Written request: Retype every entry word for word.

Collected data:
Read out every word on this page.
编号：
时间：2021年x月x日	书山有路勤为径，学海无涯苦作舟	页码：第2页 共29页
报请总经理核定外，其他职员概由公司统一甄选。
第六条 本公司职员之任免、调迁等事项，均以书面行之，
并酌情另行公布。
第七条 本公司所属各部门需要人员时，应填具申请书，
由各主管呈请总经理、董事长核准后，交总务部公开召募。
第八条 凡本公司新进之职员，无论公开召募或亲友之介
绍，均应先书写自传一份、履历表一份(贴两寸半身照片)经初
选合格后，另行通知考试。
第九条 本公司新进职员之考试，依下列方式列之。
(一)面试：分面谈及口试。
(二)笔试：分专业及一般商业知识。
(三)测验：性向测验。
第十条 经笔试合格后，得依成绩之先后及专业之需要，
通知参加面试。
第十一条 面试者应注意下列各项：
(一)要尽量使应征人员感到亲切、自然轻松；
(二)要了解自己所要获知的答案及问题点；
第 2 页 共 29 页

Complete response:
Read out every word on this page.
编号：
时间：2021年x月x日	书山有路勤为径，学海无涯苦作舟	页码：第2页 共29页
报请总经理核定外，其他职员概由公司统一甄选。
第六条 本公司职员之任免、调迁等事项，均以书面行之，
并酌情另行公布。
第七条 本公司所属各部门需要人员时，应填具申请书，
由各主管呈请总经理、董事长核准后，交总务部公开召募。
第八条 凡本公司新进之职员，无论公开召募或亲友之介
绍，均应先书写自传一份、履历表一份(贴两寸半身照片)经初
选合格后，另行通知考试。
第九条 本公司新进职员之考试，依下列方式列之。
(一)面试：分面谈及口试。
(二)笔试：分专业及一般商业知识。
(三)测验：性向测验。
第十条 经笔试合格后，得依成绩之先后及专业之需要，
通知参加面试。
第十一条 面试者应注意下列各项：
(一)要尽量使应征人员感到亲切、自然轻松；
(二)要了解自己所要获知的答案及问题点；
第 2 页 共 29 页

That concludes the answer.